* start SUPPLIED RECORDS *
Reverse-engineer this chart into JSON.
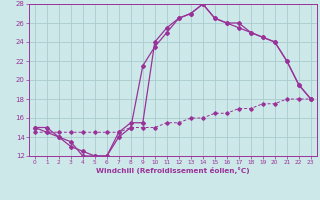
{
  "xlabel": "Windchill (Refroidissement éolien,°C)",
  "xlim": [
    -0.5,
    23.5
  ],
  "ylim": [
    12,
    28
  ],
  "yticks": [
    12,
    14,
    16,
    18,
    20,
    22,
    24,
    26,
    28
  ],
  "xticks": [
    0,
    1,
    2,
    3,
    4,
    5,
    6,
    7,
    8,
    9,
    10,
    11,
    12,
    13,
    14,
    15,
    16,
    17,
    18,
    19,
    20,
    21,
    22,
    23
  ],
  "bg_color": "#cce8e8",
  "grid_color": "#aacccc",
  "line_color": "#993399",
  "line1_x": [
    0,
    1,
    2,
    3,
    4,
    5,
    6,
    7,
    8,
    9,
    10,
    11,
    12,
    13,
    14,
    15,
    16,
    17,
    18,
    19,
    20,
    21,
    22,
    23
  ],
  "line1_y": [
    15.0,
    15.0,
    14.0,
    13.5,
    12.0,
    12.0,
    12.0,
    14.5,
    15.5,
    15.5,
    24.0,
    25.5,
    26.5,
    27.0,
    28.0,
    26.5,
    26.0,
    26.0,
    25.0,
    24.5,
    24.0,
    22.0,
    19.5,
    18.0
  ],
  "line2_x": [
    0,
    1,
    2,
    3,
    4,
    5,
    6,
    7,
    8,
    9,
    10,
    11,
    12,
    13,
    14,
    15,
    16,
    17,
    18,
    19,
    20,
    21,
    22,
    23
  ],
  "line2_y": [
    15.0,
    14.5,
    14.0,
    13.0,
    12.5,
    12.0,
    12.0,
    14.0,
    15.0,
    21.5,
    23.5,
    25.0,
    26.5,
    27.0,
    28.0,
    26.5,
    26.0,
    25.5,
    25.0,
    24.5,
    24.0,
    22.0,
    19.5,
    18.0
  ],
  "line3_x": [
    0,
    1,
    2,
    3,
    4,
    5,
    6,
    7,
    8,
    9,
    10,
    11,
    12,
    13,
    14,
    15,
    16,
    17,
    18,
    19,
    20,
    21,
    22,
    23
  ],
  "line3_y": [
    14.5,
    14.5,
    14.5,
    14.5,
    14.5,
    14.5,
    14.5,
    14.5,
    15.0,
    15.0,
    15.0,
    15.5,
    15.5,
    16.0,
    16.0,
    16.5,
    16.5,
    17.0,
    17.0,
    17.5,
    17.5,
    18.0,
    18.0,
    18.0
  ]
}
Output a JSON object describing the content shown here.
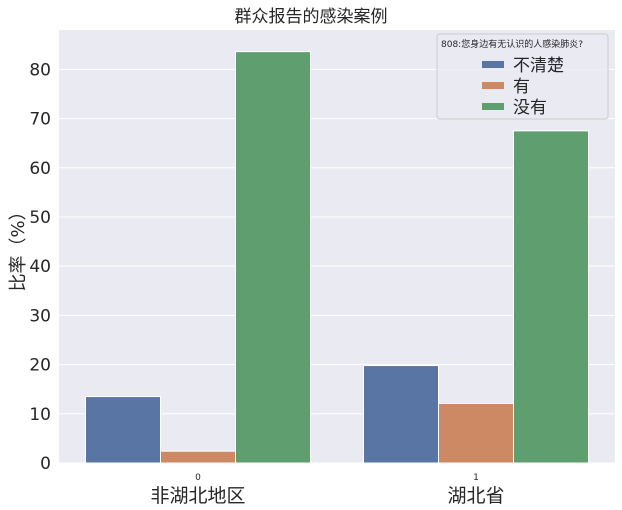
{
  "chart_data": {
    "type": "bar",
    "title": "群众报告的感染案例",
    "ylabel": "比率（%）",
    "xlabel": "",
    "categories": [
      "0",
      "1"
    ],
    "category_labels": [
      "非湖北地区",
      "湖北省"
    ],
    "ylim": [
      0,
      88
    ],
    "yticks": [
      0,
      10,
      20,
      30,
      40,
      50,
      60,
      70,
      80
    ],
    "grid": true,
    "legend": {
      "title": "808:您身边有无认识的人感染肺炎?",
      "placement": "top-right"
    },
    "series": [
      {
        "name": "不清楚",
        "color": "#5975a4",
        "values": [
          13.5,
          19.8
        ]
      },
      {
        "name": "有",
        "color": "#cc8963",
        "values": [
          2.4,
          12.1
        ]
      },
      {
        "name": "没有",
        "color": "#5f9e6e",
        "values": [
          83.6,
          67.5
        ]
      }
    ]
  }
}
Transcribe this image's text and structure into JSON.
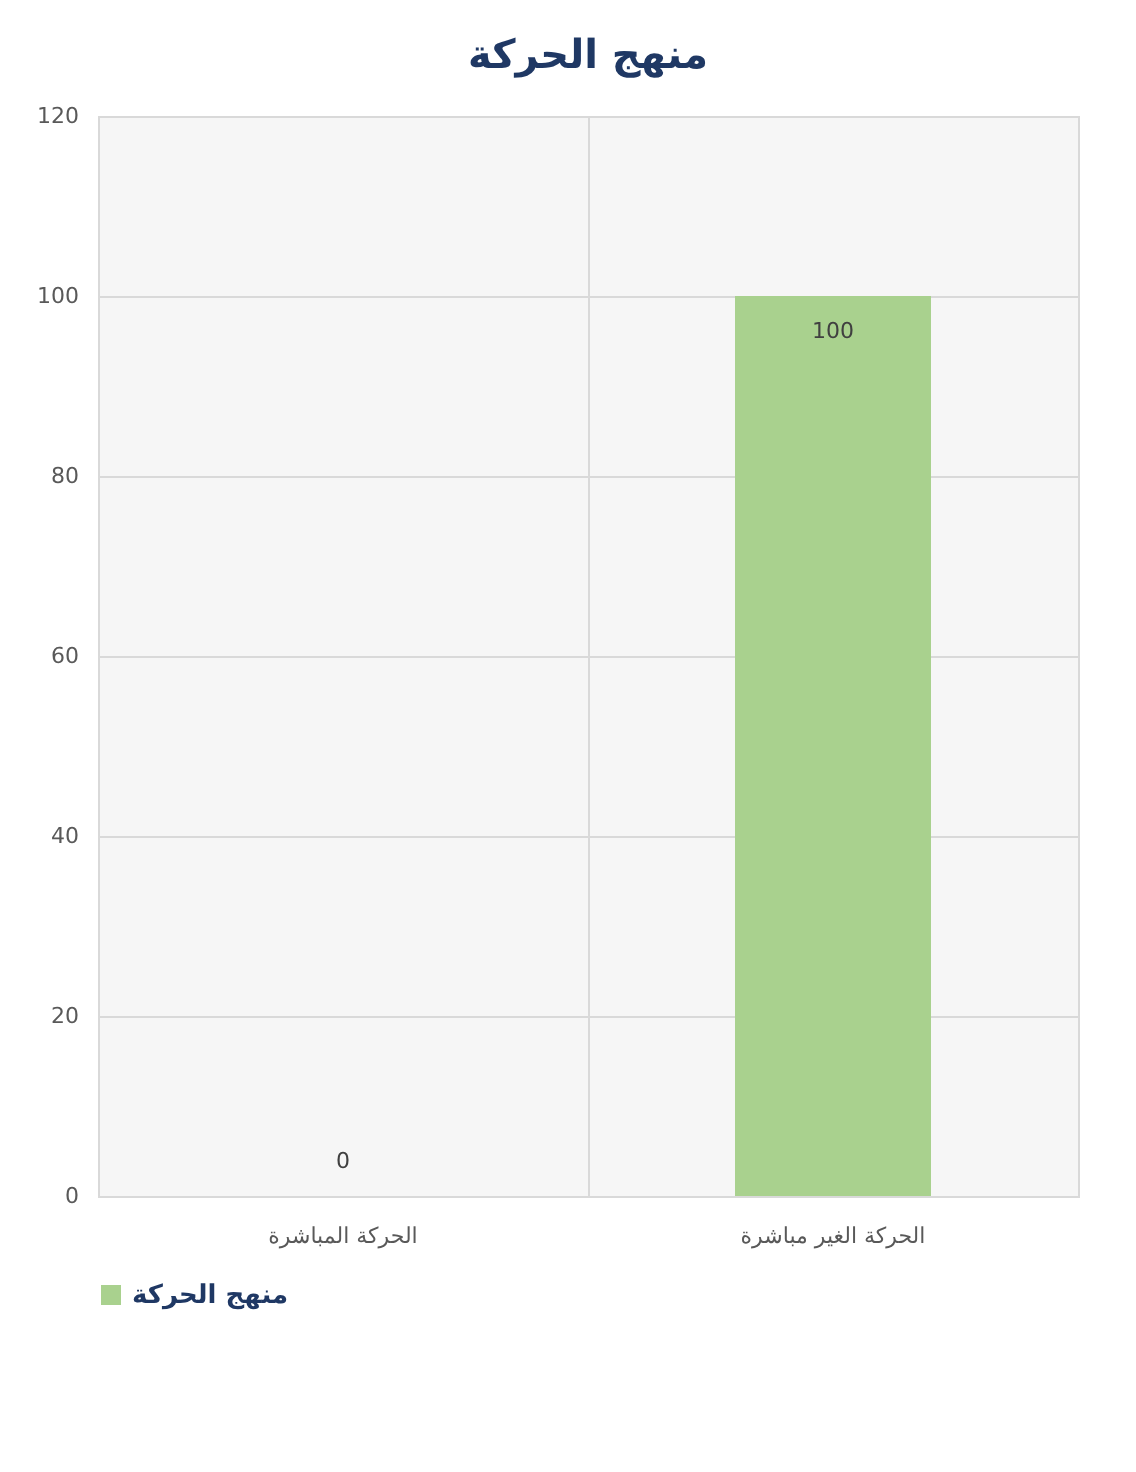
{
  "chart_data": {
    "type": "bar",
    "title": "منهج الحركة",
    "categories": [
      "الحركة المباشرة",
      "الحركة الغير مباشرة"
    ],
    "series": [
      {
        "name": "منهج الحركة",
        "color": "#a9d18e",
        "values": [
          0,
          100
        ]
      }
    ],
    "ylim": [
      0,
      120
    ],
    "yticks": [
      0,
      20,
      40,
      60,
      80,
      100,
      120
    ],
    "grid": true,
    "legend": "bottom",
    "data_labels": true
  }
}
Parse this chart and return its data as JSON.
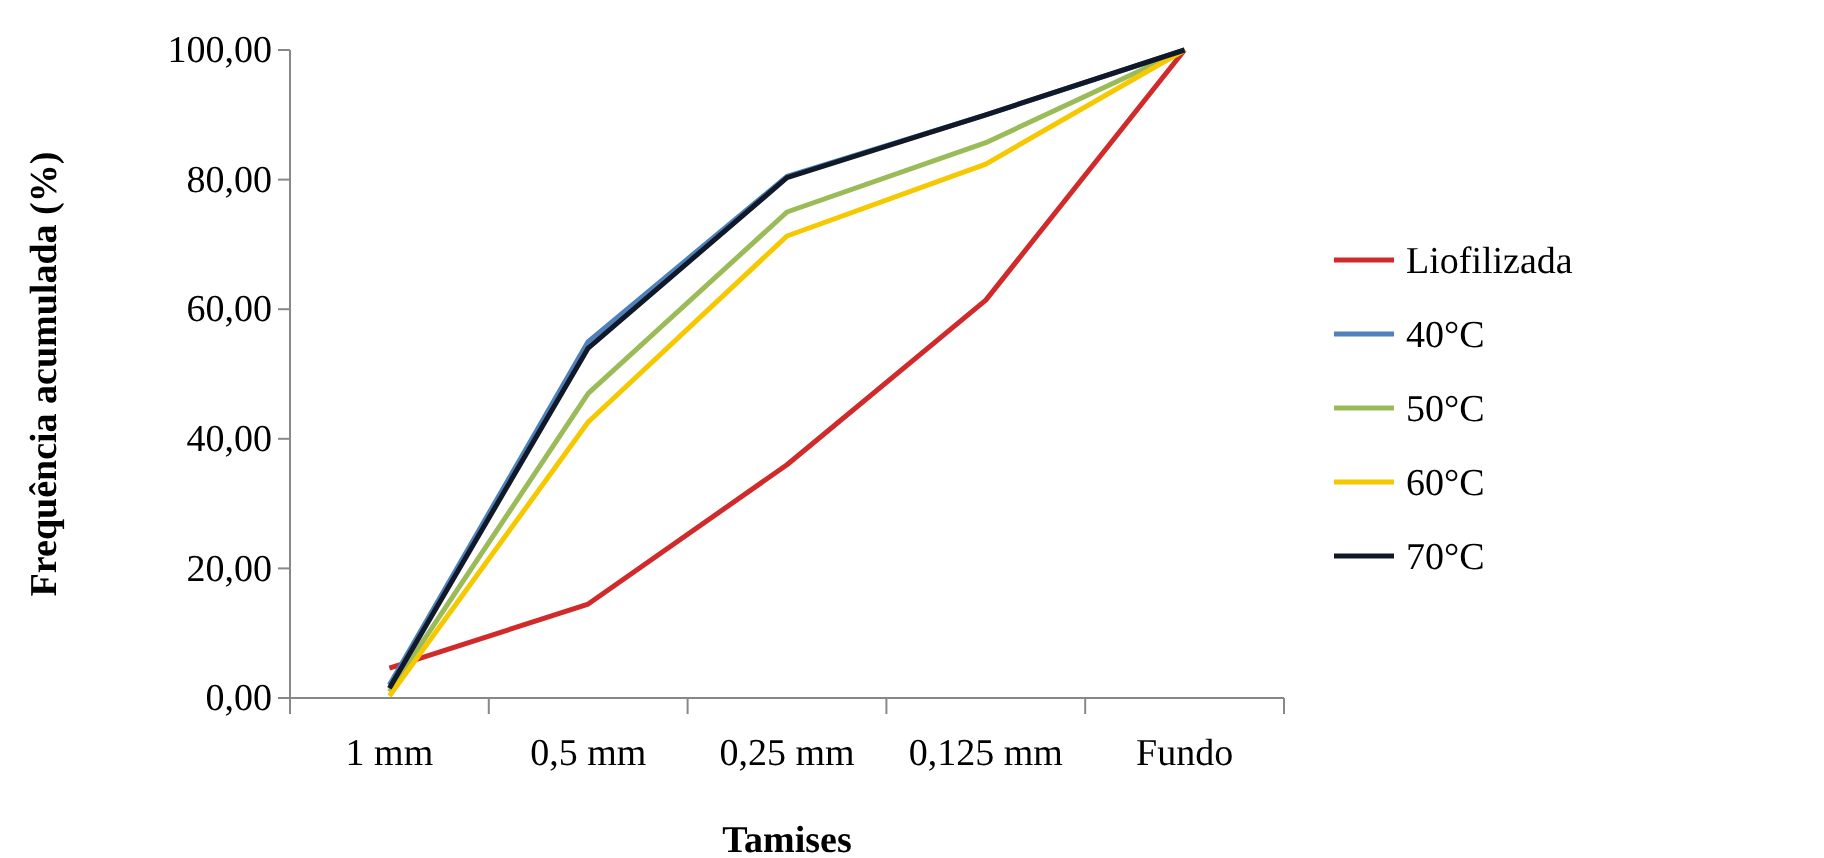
{
  "chart_data": {
    "type": "line",
    "xlabel": "Tamises",
    "ylabel": "Frequência acumulada (%)",
    "categories": [
      "1 mm",
      "0,5 mm",
      "0,25 mm",
      "0,125 mm",
      "Fundo"
    ],
    "series": [
      {
        "name": "Liofilizada",
        "color": "#d02a2a",
        "values": [
          4.6,
          14.5,
          36,
          61.4,
          100
        ]
      },
      {
        "name": "40°C",
        "color": "#4f81bd",
        "values": [
          2,
          55,
          80.5,
          90,
          100
        ]
      },
      {
        "name": "50°C",
        "color": "#9bbb59",
        "values": [
          1,
          47,
          75,
          85.7,
          100
        ]
      },
      {
        "name": "60°C",
        "color": "#f5c800",
        "values": [
          0.3,
          42.6,
          71.3,
          82.4,
          100
        ]
      },
      {
        "name": "70°C",
        "color": "#111827",
        "values": [
          1.5,
          54,
          80.3,
          90,
          100
        ]
      }
    ],
    "ylim": [
      0,
      100
    ],
    "yticks": [
      {
        "value": 0,
        "label": "0,00"
      },
      {
        "value": 20,
        "label": "20,00"
      },
      {
        "value": 40,
        "label": "40,00"
      },
      {
        "value": 60,
        "label": "60,00"
      },
      {
        "value": 80,
        "label": "80,00"
      },
      {
        "value": 100,
        "label": "100,00"
      }
    ],
    "grid": false,
    "legend": "right",
    "marker": "none",
    "line_style": "solid"
  }
}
* end SUPPLIED RECORDS *
WHAT IS REQUIRED: Reproduce each line exactly as it appears, omitting the pictures.

RESULT FOR THIS TASK:
Reverse-engineer this chart into JSON.
{
  "xlabel": "Windchill (Refroidissement éolien,°C)",
  "xlim": [
    -0.5,
    23.5
  ],
  "ylim": [
    12,
    28
  ],
  "yticks": [
    12,
    14,
    16,
    18,
    20,
    22,
    24,
    26,
    28
  ],
  "xticks": [
    0,
    1,
    2,
    3,
    4,
    5,
    6,
    7,
    8,
    9,
    10,
    11,
    12,
    13,
    14,
    15,
    16,
    17,
    18,
    19,
    20,
    21,
    22,
    23
  ],
  "bg_color": "#cce8e8",
  "grid_color": "#aacccc",
  "line_color": "#993399",
  "line1_x": [
    0,
    1,
    2,
    3,
    4,
    5,
    6,
    7,
    8,
    9,
    10,
    11,
    12,
    13,
    14,
    15,
    16,
    17,
    18,
    19,
    20,
    21,
    22,
    23
  ],
  "line1_y": [
    15.0,
    15.0,
    14.0,
    13.5,
    12.0,
    12.0,
    12.0,
    14.5,
    15.5,
    15.5,
    24.0,
    25.5,
    26.5,
    27.0,
    28.0,
    26.5,
    26.0,
    26.0,
    25.0,
    24.5,
    24.0,
    22.0,
    19.5,
    18.0
  ],
  "line2_x": [
    0,
    1,
    2,
    3,
    4,
    5,
    6,
    7,
    8,
    9,
    10,
    11,
    12,
    13,
    14,
    15,
    16,
    17,
    18,
    19,
    20,
    21,
    22,
    23
  ],
  "line2_y": [
    15.0,
    14.5,
    14.0,
    13.0,
    12.5,
    12.0,
    12.0,
    14.0,
    15.0,
    21.5,
    23.5,
    25.0,
    26.5,
    27.0,
    28.0,
    26.5,
    26.0,
    25.5,
    25.0,
    24.5,
    24.0,
    22.0,
    19.5,
    18.0
  ],
  "line3_x": [
    0,
    1,
    2,
    3,
    4,
    5,
    6,
    7,
    8,
    9,
    10,
    11,
    12,
    13,
    14,
    15,
    16,
    17,
    18,
    19,
    20,
    21,
    22,
    23
  ],
  "line3_y": [
    14.5,
    14.5,
    14.5,
    14.5,
    14.5,
    14.5,
    14.5,
    14.5,
    15.0,
    15.0,
    15.0,
    15.5,
    15.5,
    16.0,
    16.0,
    16.5,
    16.5,
    17.0,
    17.0,
    17.5,
    17.5,
    18.0,
    18.0,
    18.0
  ]
}
Output a JSON object describing the content shown here.
{
  "chart_data": {
    "type": "bar",
    "title": "群众报告的感染案例",
    "ylabel": "比率（%）",
    "xlabel": "",
    "categories": [
      "0",
      "1"
    ],
    "category_labels": [
      "非湖北地区",
      "湖北省"
    ],
    "ylim": [
      0,
      88
    ],
    "yticks": [
      0,
      10,
      20,
      30,
      40,
      50,
      60,
      70,
      80
    ],
    "grid": true,
    "legend": {
      "title": "808:您身边有无认识的人感染肺炎?",
      "placement": "top-right"
    },
    "series": [
      {
        "name": "不清楚",
        "color": "#5975a4",
        "values": [
          13.5,
          19.8
        ]
      },
      {
        "name": "有",
        "color": "#cc8963",
        "values": [
          2.4,
          12.1
        ]
      },
      {
        "name": "没有",
        "color": "#5f9e6e",
        "values": [
          83.6,
          67.5
        ]
      }
    ]
  }
}
Transcribe this image's text and structure into JSON.
{
  "chart_data": {
    "type": "bar",
    "title": "منهج الحركة",
    "categories": [
      "الحركة المباشرة",
      "الحركة الغير مباشرة"
    ],
    "series": [
      {
        "name": "منهج الحركة",
        "color": "#a9d18e",
        "values": [
          0,
          100
        ]
      }
    ],
    "ylim": [
      0,
      120
    ],
    "yticks": [
      0,
      20,
      40,
      60,
      80,
      100,
      120
    ],
    "grid": true,
    "legend": "bottom",
    "data_labels": true
  }
}
Parse this chart and return its data as JSON.
{
  "chart_data": {
    "type": "line",
    "xlabel": "Tamises",
    "ylabel": "Frequência acumulada (%)",
    "categories": [
      "1 mm",
      "0,5 mm",
      "0,25 mm",
      "0,125 mm",
      "Fundo"
    ],
    "series": [
      {
        "name": "Liofilizada",
        "color": "#d02a2a",
        "values": [
          4.6,
          14.5,
          36,
          61.4,
          100
        ]
      },
      {
        "name": "40°C",
        "color": "#4f81bd",
        "values": [
          2,
          55,
          80.5,
          90,
          100
        ]
      },
      {
        "name": "50°C",
        "color": "#9bbb59",
        "values": [
          1,
          47,
          75,
          85.7,
          100
        ]
      },
      {
        "name": "60°C",
        "color": "#f5c800",
        "values": [
          0.3,
          42.6,
          71.3,
          82.4,
          100
        ]
      },
      {
        "name": "70°C",
        "color": "#111827",
        "values": [
          1.5,
          54,
          80.3,
          90,
          100
        ]
      }
    ],
    "ylim": [
      0,
      100
    ],
    "yticks": [
      {
        "value": 0,
        "label": "0,00"
      },
      {
        "value": 20,
        "label": "20,00"
      },
      {
        "value": 40,
        "label": "40,00"
      },
      {
        "value": 60,
        "label": "60,00"
      },
      {
        "value": 80,
        "label": "80,00"
      },
      {
        "value": 100,
        "label": "100,00"
      }
    ],
    "grid": false,
    "legend": "right",
    "marker": "none",
    "line_style": "solid"
  }
}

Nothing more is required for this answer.